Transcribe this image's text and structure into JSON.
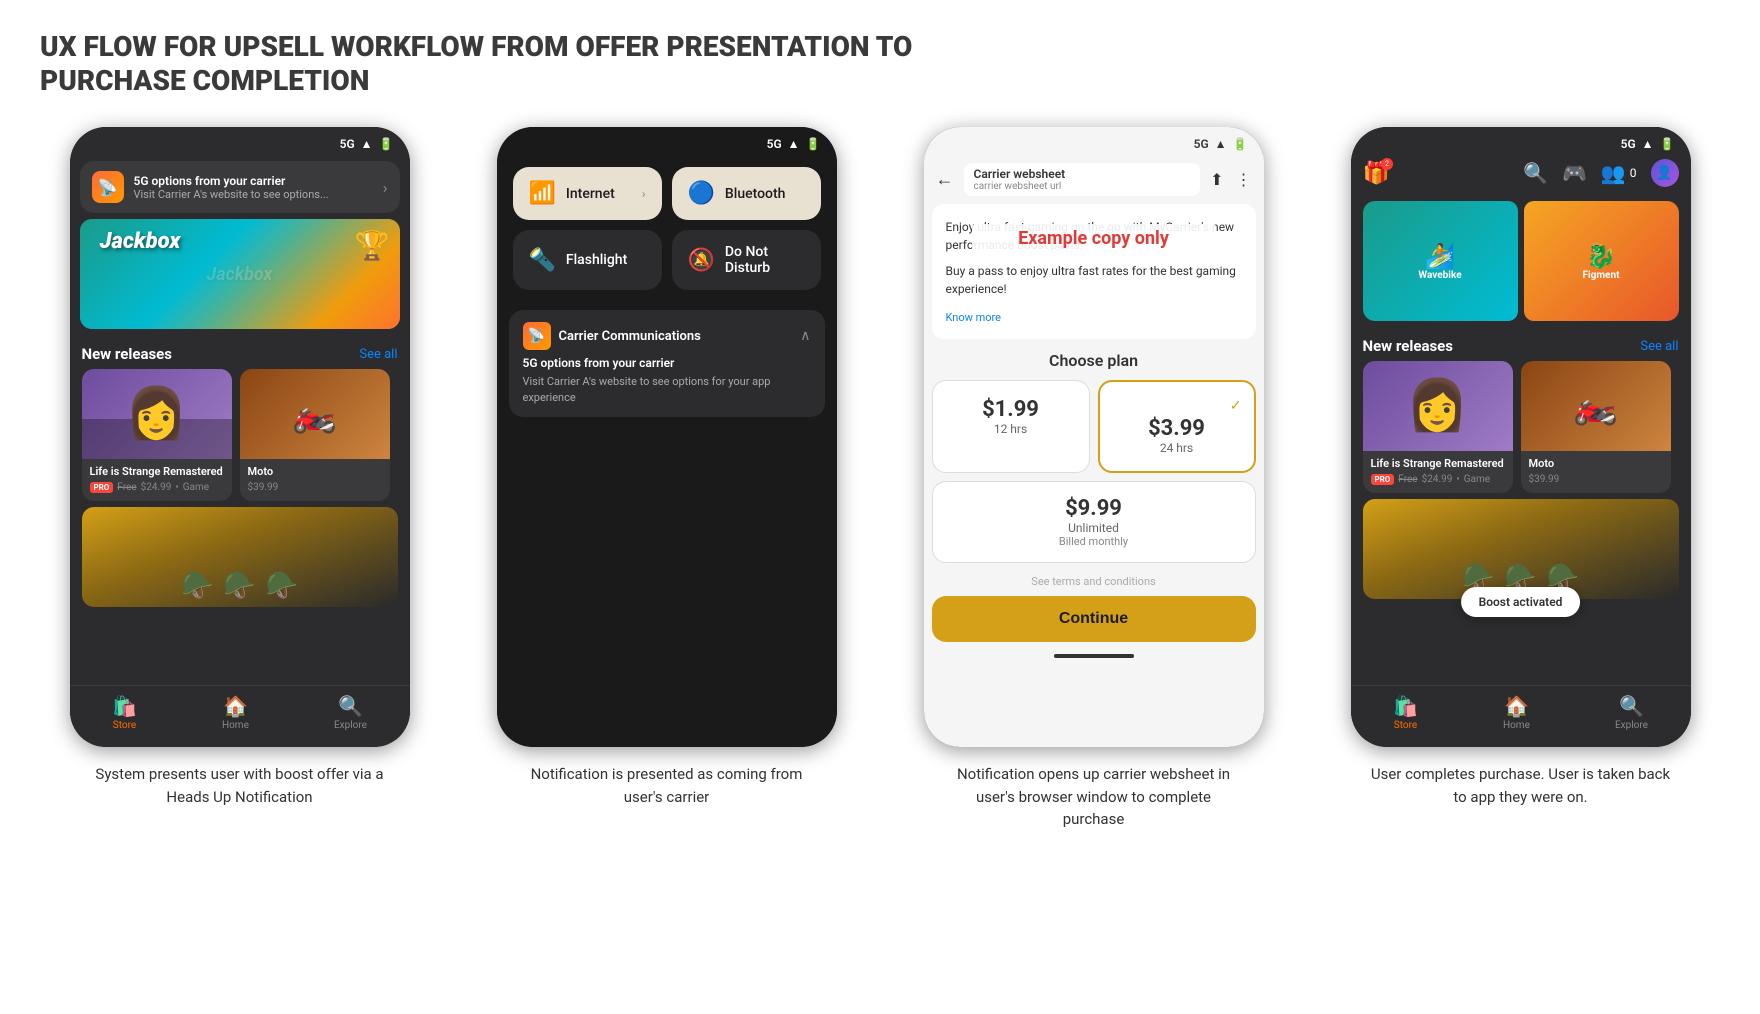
{
  "page": {
    "title": "UX FLOW FOR UPSELL WORKFLOW FROM OFFER PRESENTATION TO PURCHASE COMPLETION"
  },
  "phone1": {
    "status": "5G",
    "notification": {
      "title": "5G options from your carrier",
      "subtitle": "Visit Carrier A's website to see options..."
    },
    "game_banner": "Jackbox",
    "new_releases": "New releases",
    "see_all": "See all",
    "cards": [
      {
        "title": "Life is Strange Remastered",
        "pro": "PRO",
        "price_free": "Free",
        "price_orig": "$24.99",
        "genre": "Game"
      },
      {
        "title": "Moto",
        "price": "$39.99"
      }
    ],
    "nav": [
      "Store",
      "Home",
      "Explore"
    ],
    "caption": "System presents user with boost offer via a Heads Up Notification"
  },
  "phone2": {
    "status": "5G",
    "tiles": [
      {
        "icon": "wifi",
        "label": "Internet",
        "active": true,
        "arrow": true
      },
      {
        "icon": "bluetooth",
        "label": "Bluetooth",
        "active": true,
        "arrow": false
      },
      {
        "icon": "flashlight",
        "label": "Flashlight",
        "active": false,
        "arrow": false
      },
      {
        "icon": "dnd",
        "label": "Do Not Disturb",
        "active": false,
        "arrow": false
      }
    ],
    "carrier_notif": {
      "name": "Carrier Communications",
      "title": "5G options from your carrier",
      "body": "Visit Carrier A's website to see options for your app experience"
    },
    "caption": "Notification is presented as coming from user's carrier"
  },
  "phone3": {
    "status": "5G",
    "websheet": {
      "title": "Carrier websheet",
      "url": "carrier websheet url"
    },
    "promo_text": "Enjoy ultra fast gaming on the go with MyCarrier's new performance boost plans!",
    "promo_sub": "Buy a pass to enjoy ultra fast rates for the best gaming experience!",
    "example_copy": "Example copy only",
    "know_more": "Know more",
    "choose_plan": "Choose plan",
    "plans": [
      {
        "price": "$1.99",
        "duration": "12 hrs",
        "selected": false
      },
      {
        "price": "$3.99",
        "duration": "24 hrs",
        "selected": true
      }
    ],
    "plan_unlimited": {
      "price": "$9.99",
      "duration": "Unlimited",
      "note": "Billed monthly"
    },
    "terms": "See terms and conditions",
    "continue_btn": "Continue",
    "caption": "Notification opens up carrier websheet in user's browser window to complete purchase"
  },
  "phone4": {
    "status": "5G",
    "boost_activated": "Boost activated",
    "new_releases": "New releases",
    "see_all": "See all",
    "cards": [
      {
        "title": "Life is Strange Remastered",
        "pro": "PRO",
        "price_free": "Free",
        "price_orig": "$24.99",
        "genre": "Game"
      },
      {
        "title": "Moto",
        "price": "$39.99"
      }
    ],
    "nav": [
      "Store",
      "Home",
      "Explore"
    ],
    "caption": "User completes purchase. User is taken back to app they were on."
  }
}
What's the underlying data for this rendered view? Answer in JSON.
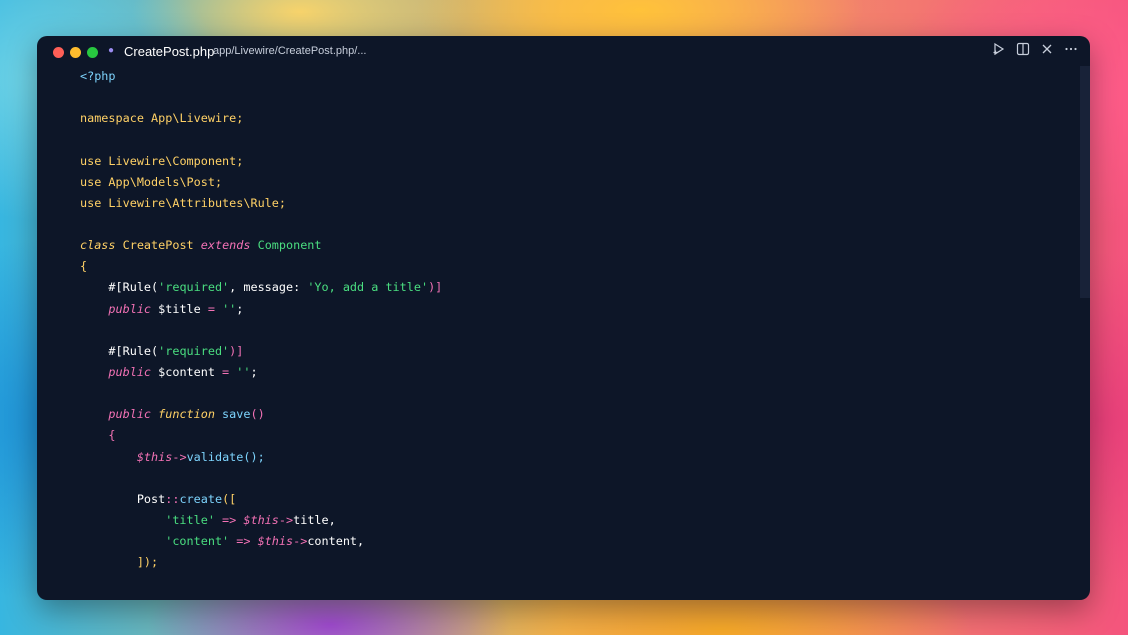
{
  "window": {
    "file_name": "CreatePost.php",
    "file_path": "app/Livewire/CreatePost.php/...",
    "icons": {
      "file": "php-icon",
      "run": "run-icon",
      "split": "split-editor-icon",
      "close": "close-icon",
      "more": "more-icon"
    }
  },
  "code": {
    "line1": "<?php",
    "line2": "",
    "line3": {
      "a": "namespace",
      "b": "App\\Livewire;"
    },
    "line4": "",
    "line5": {
      "a": "use",
      "b": "Livewire\\Component;"
    },
    "line6": {
      "a": "use",
      "b": "App\\Models\\Post;"
    },
    "line7": {
      "a": "use",
      "b": "Livewire\\Attributes\\Rule;"
    },
    "line8": "",
    "line9": {
      "a": "class",
      "b": "CreatePost",
      "c": "extends",
      "d": "Component"
    },
    "line10": "{",
    "line11": {
      "a": "    #[Rule(",
      "b": "'required'",
      "c": ", message: ",
      "d": "'Yo, add a title'",
      "e": ")]"
    },
    "line12": {
      "a": "    public",
      "b": " $title",
      "c": " = ",
      "d": "''",
      "e": ";"
    },
    "line13": "",
    "line14": {
      "a": "    #[Rule(",
      "b": "'required'",
      "c": ")]"
    },
    "line15": {
      "a": "    public",
      "b": " $content",
      "c": " = ",
      "d": "''",
      "e": ";"
    },
    "line16": "",
    "line17": {
      "a": "    public",
      "b": " function",
      "c": " save",
      "d": "()"
    },
    "line18": "    {",
    "line19": {
      "a": "        $this",
      "b": "->",
      "c": "validate",
      "d": "();"
    },
    "line20": "",
    "line21": {
      "a": "        Post",
      "b": "::",
      "c": "create",
      "d": "(["
    },
    "line22": {
      "a": "            'title'",
      "b": " => ",
      "c": "$this",
      "d": "->",
      "e": "title",
      "f": ","
    },
    "line23": {
      "a": "            'content'",
      "b": " => ",
      "c": "$this",
      "d": "->",
      "e": "content",
      "f": ","
    },
    "line24": "        ]);"
  }
}
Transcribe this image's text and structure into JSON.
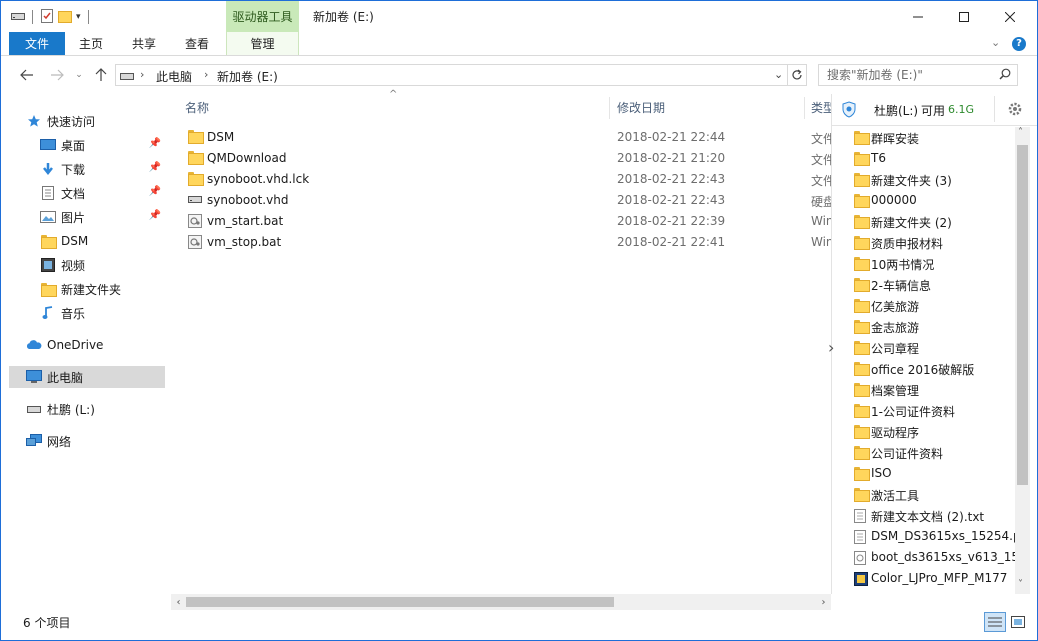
{
  "window": {
    "title": "新加卷 (E:)",
    "context_tab_header": "驱动器工具"
  },
  "ribbon": {
    "tabs": [
      "文件",
      "主页",
      "共享",
      "查看",
      "管理"
    ]
  },
  "address": {
    "segments": [
      "此电脑",
      "新加卷 (E:)"
    ],
    "search_placeholder": "搜索\"新加卷 (E:)\""
  },
  "nav": {
    "quick_access": "快速访问",
    "items": [
      {
        "label": "桌面",
        "icon": "desktop-icon",
        "pinned": true
      },
      {
        "label": "下载",
        "icon": "download-icon",
        "pinned": true
      },
      {
        "label": "文档",
        "icon": "document-icon",
        "pinned": true
      },
      {
        "label": "图片",
        "icon": "picture-icon",
        "pinned": true
      },
      {
        "label": "DSM",
        "icon": "folder-icon",
        "pinned": false
      },
      {
        "label": "视频",
        "icon": "video-icon",
        "pinned": false
      },
      {
        "label": "新建文件夹",
        "icon": "folder-icon",
        "pinned": false
      },
      {
        "label": "音乐",
        "icon": "music-icon",
        "pinned": false
      }
    ],
    "onedrive": "OneDrive",
    "this_pc": "此电脑",
    "drive_l": "杜鹏 (L:)",
    "network": "网络"
  },
  "columns": {
    "name": "名称",
    "date": "修改日期",
    "type": "类型"
  },
  "files": [
    {
      "name": "DSM",
      "date": "2018-02-21 22:44",
      "type": "文件夹",
      "icon": "folder"
    },
    {
      "name": "QMDownload",
      "date": "2018-02-21 21:20",
      "type": "文件夹",
      "icon": "folder"
    },
    {
      "name": "synoboot.vhd.lck",
      "date": "2018-02-21 22:43",
      "type": "文件夹",
      "icon": "folder"
    },
    {
      "name": "synoboot.vhd",
      "date": "2018-02-21 22:43",
      "type": "硬盘",
      "icon": "disk"
    },
    {
      "name": "vm_start.bat",
      "date": "2018-02-21 22:39",
      "type": "Windows",
      "icon": "bat"
    },
    {
      "name": "vm_stop.bat",
      "date": "2018-02-21 22:41",
      "type": "Windows",
      "icon": "bat"
    }
  ],
  "panel": {
    "drive_name": "杜鹏(L:)",
    "free_label": "可用",
    "free_value": "6.1G",
    "items": [
      {
        "name": "群晖安装",
        "icon": "folder"
      },
      {
        "name": "T6",
        "icon": "folder"
      },
      {
        "name": "新建文件夹 (3)",
        "icon": "folder"
      },
      {
        "name": "000000",
        "icon": "folder"
      },
      {
        "name": "新建文件夹 (2)",
        "icon": "folder"
      },
      {
        "name": "资质申报材料",
        "icon": "folder"
      },
      {
        "name": "10两书情况",
        "icon": "folder"
      },
      {
        "name": "2-车辆信息",
        "icon": "folder"
      },
      {
        "name": "亿美旅游",
        "icon": "folder"
      },
      {
        "name": "金志旅游",
        "icon": "folder"
      },
      {
        "name": "公司章程",
        "icon": "folder"
      },
      {
        "name": "office 2016破解版",
        "icon": "folder"
      },
      {
        "name": "档案管理",
        "icon": "folder"
      },
      {
        "name": "1-公司证件资料",
        "icon": "folder"
      },
      {
        "name": "驱动程序",
        "icon": "folder"
      },
      {
        "name": "公司证件资料",
        "icon": "folder"
      },
      {
        "name": "ISO",
        "icon": "folder-iso"
      },
      {
        "name": "激活工具",
        "icon": "folder"
      },
      {
        "name": "新建文本文档 (2).txt",
        "icon": "txt"
      },
      {
        "name": "DSM_DS3615xs_15254.p",
        "icon": "file"
      },
      {
        "name": "boot_ds3615xs_v613_15",
        "icon": "img"
      },
      {
        "name": "Color_LJPro_MFP_M177",
        "icon": "exe"
      }
    ]
  },
  "status": {
    "count": "6 个项目"
  }
}
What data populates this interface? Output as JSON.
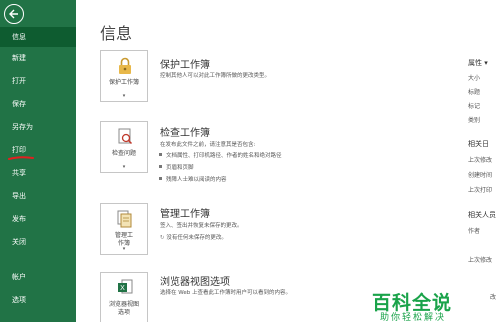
{
  "sidebar": {
    "items": [
      {
        "label": "信息"
      },
      {
        "label": "新建"
      },
      {
        "label": "打开"
      },
      {
        "label": "保存"
      },
      {
        "label": "另存为"
      },
      {
        "label": "打印"
      },
      {
        "label": "共享"
      },
      {
        "label": "导出"
      },
      {
        "label": "发布"
      },
      {
        "label": "关闭"
      },
      {
        "label": "帐户"
      },
      {
        "label": "选项"
      }
    ],
    "active_color": "#0e5c30",
    "bg_color": "#217346"
  },
  "main": {
    "title": "信息",
    "sections": {
      "protect": {
        "button_label": "保护工作簿",
        "title": "保护工作簿",
        "desc": "控制其他人可以对此工作簿所做的更改类型。",
        "icon": "lock-icon"
      },
      "inspect": {
        "button_label": "检查问题",
        "title": "检查工作簿",
        "desc": "在发布此文件之前，请注意其是否包含:",
        "bullets": [
          "文档属性、打印机路径、作者的姓名和绝对路径",
          "页眉和页脚",
          "残障人士难以阅读的内容"
        ],
        "icon": "inspect-icon"
      },
      "manage": {
        "button_label_1": "管理工",
        "button_label_2": "作簿",
        "title": "管理工作簿",
        "desc": "签入、签出并恢复未保存的更改。",
        "note": "没有任何未保存的更改。",
        "icon": "manage-workbook-icon"
      },
      "browser": {
        "button_label_1": "浏览器视图",
        "button_label_2": "选项",
        "title": "浏览器视图选项",
        "desc": "选择在 Web 上查看此工作簿时用户可以看到的内容。",
        "icon": "excel-browser-icon"
      }
    }
  },
  "properties": {
    "header": "属性",
    "items": [
      "大小",
      "标题",
      "标记",
      "类别"
    ],
    "related_dates": "相关日",
    "date_items": [
      "上次修改",
      "创建时间",
      "上次打印"
    ],
    "related_people": "相关人员",
    "people_items": [
      "作者",
      "上次修改"
    ],
    "partial": "改"
  },
  "watermark": {
    "main": "百科全说",
    "sub": "助你轻松解决"
  }
}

◆ ◆ ◆

■ **Directions for this task**
What is the number of lines in the records that contain the string "data"? Give only that number.

■ **Reply**
2